**WRITTEN INSTRUCTION:** Write out the records below word for word, please.

[Data excerpts]
* START *
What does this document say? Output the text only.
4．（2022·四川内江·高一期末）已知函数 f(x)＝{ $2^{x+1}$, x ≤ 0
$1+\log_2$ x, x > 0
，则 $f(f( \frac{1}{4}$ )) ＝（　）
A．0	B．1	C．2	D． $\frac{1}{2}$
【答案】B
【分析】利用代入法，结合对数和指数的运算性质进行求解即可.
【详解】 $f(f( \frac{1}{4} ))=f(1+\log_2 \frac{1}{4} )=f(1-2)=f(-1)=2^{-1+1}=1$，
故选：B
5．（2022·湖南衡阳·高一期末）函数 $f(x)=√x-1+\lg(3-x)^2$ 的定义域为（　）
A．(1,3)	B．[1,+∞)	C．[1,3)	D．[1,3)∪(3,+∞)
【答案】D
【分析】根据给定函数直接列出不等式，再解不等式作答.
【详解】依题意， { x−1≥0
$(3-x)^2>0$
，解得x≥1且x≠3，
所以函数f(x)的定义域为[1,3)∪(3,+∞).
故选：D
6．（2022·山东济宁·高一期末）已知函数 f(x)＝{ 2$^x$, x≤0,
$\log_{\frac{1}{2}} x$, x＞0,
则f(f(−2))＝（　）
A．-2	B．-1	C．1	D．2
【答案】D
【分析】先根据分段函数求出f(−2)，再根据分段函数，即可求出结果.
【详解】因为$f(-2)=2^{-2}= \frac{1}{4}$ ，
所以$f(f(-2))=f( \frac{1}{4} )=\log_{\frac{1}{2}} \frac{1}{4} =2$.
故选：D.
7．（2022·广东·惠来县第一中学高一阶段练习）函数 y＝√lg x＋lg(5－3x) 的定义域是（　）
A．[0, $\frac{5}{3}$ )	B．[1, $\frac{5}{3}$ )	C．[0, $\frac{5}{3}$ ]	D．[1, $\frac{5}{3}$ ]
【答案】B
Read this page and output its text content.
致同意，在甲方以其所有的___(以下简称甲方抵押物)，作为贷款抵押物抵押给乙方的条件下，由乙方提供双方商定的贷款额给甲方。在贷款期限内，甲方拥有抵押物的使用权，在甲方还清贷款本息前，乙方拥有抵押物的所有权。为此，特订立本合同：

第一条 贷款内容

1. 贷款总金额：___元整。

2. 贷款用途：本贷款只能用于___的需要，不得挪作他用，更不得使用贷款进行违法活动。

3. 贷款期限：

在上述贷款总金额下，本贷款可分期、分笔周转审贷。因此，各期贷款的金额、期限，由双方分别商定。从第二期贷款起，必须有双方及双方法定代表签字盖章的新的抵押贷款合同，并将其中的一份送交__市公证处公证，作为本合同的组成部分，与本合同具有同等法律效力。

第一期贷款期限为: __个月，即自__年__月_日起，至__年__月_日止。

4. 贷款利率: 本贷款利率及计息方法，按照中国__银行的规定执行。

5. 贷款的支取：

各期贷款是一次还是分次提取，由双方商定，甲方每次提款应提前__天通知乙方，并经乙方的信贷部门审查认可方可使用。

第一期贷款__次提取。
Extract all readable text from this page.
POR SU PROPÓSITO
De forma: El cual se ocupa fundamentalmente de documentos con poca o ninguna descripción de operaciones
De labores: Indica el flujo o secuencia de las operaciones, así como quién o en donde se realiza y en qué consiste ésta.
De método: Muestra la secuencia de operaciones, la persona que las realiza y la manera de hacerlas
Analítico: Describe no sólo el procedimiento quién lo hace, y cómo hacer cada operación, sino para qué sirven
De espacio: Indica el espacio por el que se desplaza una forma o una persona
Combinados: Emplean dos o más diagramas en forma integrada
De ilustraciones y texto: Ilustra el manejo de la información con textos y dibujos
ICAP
* END *
**TASK SOLUTION:**
What does this document say? Output the text only.
4．（2022·四川内江·高一期末）已知函数 f(x)＝{ $2^{x+1}$, x ≤ 0
$1+\log_2$ x, x > 0
，则 $f(f( \frac{1}{4}$ )) ＝（　）
A．0	B．1	C．2	D． $\frac{1}{2}$
【答案】B
【分析】利用代入法，结合对数和指数的运算性质进行求解即可.
【详解】 $f(f( \frac{1}{4} ))=f(1+\log_2 \frac{1}{4} )=f(1-2)=f(-1)=2^{-1+1}=1$，
故选：B
5．（2022·湖南衡阳·高一期末）函数 $f(x)=√x-1+\lg(3-x)^2$ 的定义域为（　）
A．(1,3)	B．[1,+∞)	C．[1,3)	D．[1,3)∪(3,+∞)
【答案】D
【分析】根据给定函数直接列出不等式，再解不等式作答.
【详解】依题意， { x−1≥0
$(3-x)^2>0$
，解得x≥1且x≠3，
所以函数f(x)的定义域为[1,3)∪(3,+∞).
故选：D
6．（2022·山东济宁·高一期末）已知函数 f(x)＝{ 2$^x$, x≤0,
$\log_{\frac{1}{2}} x$, x＞0,
则f(f(−2))＝（　）
A．-2	B．-1	C．1	D．2
【答案】D
【分析】先根据分段函数求出f(−2)，再根据分段函数，即可求出结果.
【详解】因为$f(-2)=2^{-2}= \frac{1}{4}$ ，
所以$f(f(-2))=f( \frac{1}{4} )=\log_{\frac{1}{2}} \frac{1}{4} =2$.
故选：D.
7．（2022·广东·惠来县第一中学高一阶段练习）函数 y＝√lg x＋lg(5－3x) 的定义域是（　）
A．[0, $\frac{5}{3}$ )	B．[1, $\frac{5}{3}$ )	C．[0, $\frac{5}{3}$ ]	D．[1, $\frac{5}{3}$ ]
【答案】B
Read this page and output its text content.
致同意，在甲方以其所有的___(以下简称甲方抵押物)，作为贷款抵押物抵押给乙方的条件下，由乙方提供双方商定的贷款额给甲方。在贷款期限内，甲方拥有抵押物的使用权，在甲方还清贷款本息前，乙方拥有抵押物的所有权。为此，特订立本合同：

第一条 贷款内容

1. 贷款总金额：___元整。

2. 贷款用途：本贷款只能用于___的需要，不得挪作他用，更不得使用贷款进行违法活动。

3. 贷款期限：

在上述贷款总金额下，本贷款可分期、分笔周转审贷。因此，各期贷款的金额、期限，由双方分别商定。从第二期贷款起，必须有双方及双方法定代表签字盖章的新的抵押贷款合同，并将其中的一份送交__市公证处公证，作为本合同的组成部分，与本合同具有同等法律效力。

第一期贷款期限为: __个月，即自__年__月_日起，至__年__月_日止。

4. 贷款利率: 本贷款利率及计息方法，按照中国__银行的规定执行。

5. 贷款的支取：

各期贷款是一次还是分次提取，由双方商定，甲方每次提款应提前__天通知乙方，并经乙方的信贷部门审查认可方可使用。

第一期贷款__次提取。
Extract all readable text from this page.
POR SU PROPÓSITO
De forma: El cual se ocupa fundamentalmente de documentos con poca o ninguna descripción de operaciones
De labores: Indica el flujo o secuencia de las operaciones, así como quién o en donde se realiza y en qué consiste ésta.
De método: Muestra la secuencia de operaciones, la persona que las realiza y la manera de hacerlas
Analítico: Describe no sólo el procedimiento quién lo hace, y cómo hacer cada operación, sino para qué sirven
De espacio: Indica el espacio por el que se desplaza una forma o una persona
Combinados: Emplean dos o más diagramas en forma integrada
De ilustraciones y texto: Ilustra el manejo de la información con textos y dibujos
ICAP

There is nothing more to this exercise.